§ WRITTEN PROBLEM
All of the lines below are to be transcribed faithfully, with pictures excluded from the copy.

§ DATASET RECORDS
* * * *

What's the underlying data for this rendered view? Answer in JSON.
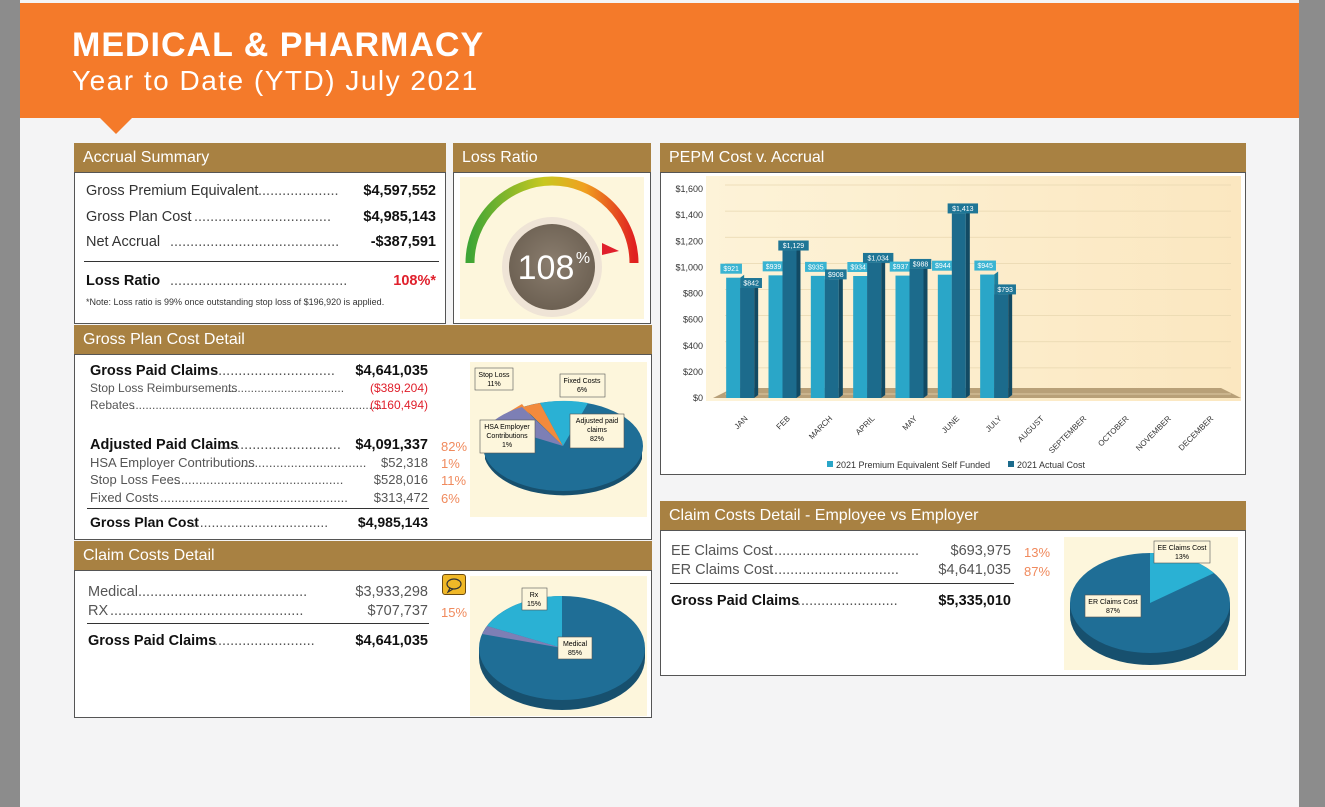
{
  "header": {
    "title": "MEDICAL & PHARMACY",
    "subtitle": "Year to Date (YTD) July 2021"
  },
  "accrual_summary": {
    "title": "Accrual Summary",
    "rows": [
      {
        "label": "Gross Premium Equivalent",
        "value": "$4,597,552"
      },
      {
        "label": "Gross Plan Cost",
        "value": "$4,985,143"
      },
      {
        "label": "Net Accrual",
        "value": "-$387,591"
      }
    ],
    "loss_ratio_label": "Loss Ratio",
    "loss_ratio_value": "108%*",
    "note": "*Note: Loss ratio is 99% once outstanding stop loss of $196,920 is applied."
  },
  "loss_ratio": {
    "title": "Loss Ratio",
    "gauge_value": "108",
    "gauge_unit": "%"
  },
  "gross_plan_cost_detail": {
    "title": "Gross Plan Cost Detail",
    "gross_paid_claims": {
      "label": "Gross Paid Claims",
      "value": "$4,641,035"
    },
    "stop_loss_reimb": {
      "label": "Stop Loss Reimbursements",
      "value": "($389,204)"
    },
    "rebates": {
      "label": "Rebates",
      "value": "($160,494)"
    },
    "adjusted_paid_claims": {
      "label": "Adjusted Paid Claims",
      "value": "$4,091,337",
      "pct": "82%"
    },
    "hsa": {
      "label": "HSA Employer Contributions",
      "value": "$52,318",
      "pct": "1%"
    },
    "stop_loss_fees": {
      "label": "Stop Loss Fees",
      "value": "$528,016",
      "pct": "11%"
    },
    "fixed_costs": {
      "label": "Fixed Costs",
      "value": "$313,472",
      "pct": "6%"
    },
    "gross_plan_cost": {
      "label": "Gross Plan Cost",
      "value": "$4,985,143"
    },
    "pie_labels": {
      "stop_loss": [
        "Stop Loss",
        "11%"
      ],
      "fixed_costs": [
        "Fixed Costs",
        "6%"
      ],
      "hsa": [
        "HSA Employer",
        "Contributions",
        "1%"
      ],
      "adjusted": [
        "Adjusted paid",
        "claims",
        "82%"
      ]
    }
  },
  "claim_costs_detail": {
    "title": "Claim Costs Detail",
    "medical": {
      "label": "Medical",
      "value": "$3,933,298"
    },
    "rx": {
      "label": "RX",
      "value": "$707,737",
      "pct": "15%"
    },
    "gross_paid_claims": {
      "label": "Gross Paid Claims",
      "value": "$4,641,035"
    },
    "pie_labels": {
      "rx": [
        "Rx",
        "15%"
      ],
      "medical": [
        "Medical",
        "85%"
      ]
    }
  },
  "pepm": {
    "title": "PEPM Cost v. Accrual",
    "legend": [
      "2021 Premium Equivalent Self Funded",
      "2021 Actual Cost"
    ]
  },
  "ee_er": {
    "title": "Claim Costs Detail - Employee vs Employer",
    "ee": {
      "label": "EE Claims Cost",
      "value": "$693,975",
      "pct": "13%"
    },
    "er": {
      "label": "ER Claims Cost",
      "value": "$4,641,035",
      "pct": "87%"
    },
    "total": {
      "label": "Gross Paid Claims",
      "value": "$5,335,010"
    },
    "pie_labels": {
      "ee": [
        "EE Claims Cost",
        "13%"
      ],
      "er": [
        "ER Claims Cost",
        "87%"
      ]
    }
  },
  "colors": {
    "orange": "#f47a2a",
    "gold": "#a88142",
    "teal_light": "#2aa6c8",
    "teal_dark": "#1c6b8c",
    "pct": "#f08a5d"
  },
  "chart_data": {
    "type": "bar",
    "title": "PEPM Cost v. Accrual",
    "categories": [
      "JAN",
      "FEB",
      "MARCH",
      "APRIL",
      "MAY",
      "JUNE",
      "JULY",
      "AUGUST",
      "SEPTEMBER",
      "OCTOBER",
      "NOVEMBER",
      "DECEMBER"
    ],
    "series": [
      {
        "name": "2021 Premium Equivalent Self Funded",
        "values": [
          921,
          939,
          935,
          934,
          937,
          944,
          945,
          null,
          null,
          null,
          null,
          null
        ],
        "labels": [
          "$921",
          "$939",
          "$935",
          "$934",
          "$937",
          "$944",
          "$945",
          "",
          "",
          "",
          "",
          ""
        ]
      },
      {
        "name": "2021 Actual Cost",
        "values": [
          842,
          1129,
          908,
          1034,
          988,
          1413,
          793,
          null,
          null,
          null,
          null,
          null
        ],
        "labels": [
          "$842",
          "$1,129",
          "$908",
          "$1,034",
          "$988",
          "$1,413",
          "$793",
          "",
          "",
          "",
          "",
          ""
        ]
      }
    ],
    "y_ticks": [
      "$0",
      "$200",
      "$400",
      "$600",
      "$800",
      "$1,000",
      "$1,200",
      "$1,400",
      "$1,600"
    ],
    "ylim": [
      0,
      1600
    ],
    "legend_position": "bottom"
  }
}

* * * *

§ FINISHED EXERCISE
What's the underlying data for this rendered view? Answer in JSON.
{
  "header": {
    "title": "MEDICAL & PHARMACY",
    "subtitle": "Year to Date (YTD) July 2021"
  },
  "accrual_summary": {
    "title": "Accrual Summary",
    "rows": [
      {
        "label": "Gross Premium Equivalent",
        "value": "$4,597,552"
      },
      {
        "label": "Gross Plan Cost",
        "value": "$4,985,143"
      },
      {
        "label": "Net Accrual",
        "value": "-$387,591"
      }
    ],
    "loss_ratio_label": "Loss Ratio",
    "loss_ratio_value": "108%*",
    "note": "*Note: Loss ratio is 99% once outstanding stop loss of $196,920 is applied."
  },
  "loss_ratio": {
    "title": "Loss Ratio",
    "gauge_value": "108",
    "gauge_unit": "%"
  },
  "gross_plan_cost_detail": {
    "title": "Gross Plan Cost Detail",
    "gross_paid_claims": {
      "label": "Gross Paid Claims",
      "value": "$4,641,035"
    },
    "stop_loss_reimb": {
      "label": "Stop Loss Reimbursements",
      "value": "($389,204)"
    },
    "rebates": {
      "label": "Rebates",
      "value": "($160,494)"
    },
    "adjusted_paid_claims": {
      "label": "Adjusted Paid Claims",
      "value": "$4,091,337",
      "pct": "82%"
    },
    "hsa": {
      "label": "HSA Employer Contributions",
      "value": "$52,318",
      "pct": "1%"
    },
    "stop_loss_fees": {
      "label": "Stop Loss Fees",
      "value": "$528,016",
      "pct": "11%"
    },
    "fixed_costs": {
      "label": "Fixed Costs",
      "value": "$313,472",
      "pct": "6%"
    },
    "gross_plan_cost": {
      "label": "Gross Plan Cost",
      "value": "$4,985,143"
    },
    "pie_labels": {
      "stop_loss": [
        "Stop Loss",
        "11%"
      ],
      "fixed_costs": [
        "Fixed Costs",
        "6%"
      ],
      "hsa": [
        "HSA Employer",
        "Contributions",
        "1%"
      ],
      "adjusted": [
        "Adjusted paid",
        "claims",
        "82%"
      ]
    }
  },
  "claim_costs_detail": {
    "title": "Claim Costs Detail",
    "medical": {
      "label": "Medical",
      "value": "$3,933,298"
    },
    "rx": {
      "label": "RX",
      "value": "$707,737",
      "pct": "15%"
    },
    "gross_paid_claims": {
      "label": "Gross Paid Claims",
      "value": "$4,641,035"
    },
    "pie_labels": {
      "rx": [
        "Rx",
        "15%"
      ],
      "medical": [
        "Medical",
        "85%"
      ]
    }
  },
  "pepm": {
    "title": "PEPM Cost v. Accrual",
    "legend": [
      "2021 Premium Equivalent Self Funded",
      "2021 Actual Cost"
    ]
  },
  "ee_er": {
    "title": "Claim Costs Detail - Employee vs Employer",
    "ee": {
      "label": "EE Claims Cost",
      "value": "$693,975",
      "pct": "13%"
    },
    "er": {
      "label": "ER Claims Cost",
      "value": "$4,641,035",
      "pct": "87%"
    },
    "total": {
      "label": "Gross Paid Claims",
      "value": "$5,335,010"
    },
    "pie_labels": {
      "ee": [
        "EE Claims Cost",
        "13%"
      ],
      "er": [
        "ER Claims Cost",
        "87%"
      ]
    }
  },
  "colors": {
    "orange": "#f47a2a",
    "gold": "#a88142",
    "teal_light": "#2aa6c8",
    "teal_dark": "#1c6b8c",
    "pct": "#f08a5d"
  },
  "chart_data": {
    "type": "bar",
    "title": "PEPM Cost v. Accrual",
    "categories": [
      "JAN",
      "FEB",
      "MARCH",
      "APRIL",
      "MAY",
      "JUNE",
      "JULY",
      "AUGUST",
      "SEPTEMBER",
      "OCTOBER",
      "NOVEMBER",
      "DECEMBER"
    ],
    "series": [
      {
        "name": "2021 Premium Equivalent Self Funded",
        "values": [
          921,
          939,
          935,
          934,
          937,
          944,
          945,
          null,
          null,
          null,
          null,
          null
        ],
        "labels": [
          "$921",
          "$939",
          "$935",
          "$934",
          "$937",
          "$944",
          "$945",
          "",
          "",
          "",
          "",
          ""
        ]
      },
      {
        "name": "2021 Actual Cost",
        "values": [
          842,
          1129,
          908,
          1034,
          988,
          1413,
          793,
          null,
          null,
          null,
          null,
          null
        ],
        "labels": [
          "$842",
          "$1,129",
          "$908",
          "$1,034",
          "$988",
          "$1,413",
          "$793",
          "",
          "",
          "",
          "",
          ""
        ]
      }
    ],
    "y_ticks": [
      "$0",
      "$200",
      "$400",
      "$600",
      "$800",
      "$1,000",
      "$1,200",
      "$1,400",
      "$1,600"
    ],
    "ylim": [
      0,
      1600
    ],
    "legend_position": "bottom"
  }
}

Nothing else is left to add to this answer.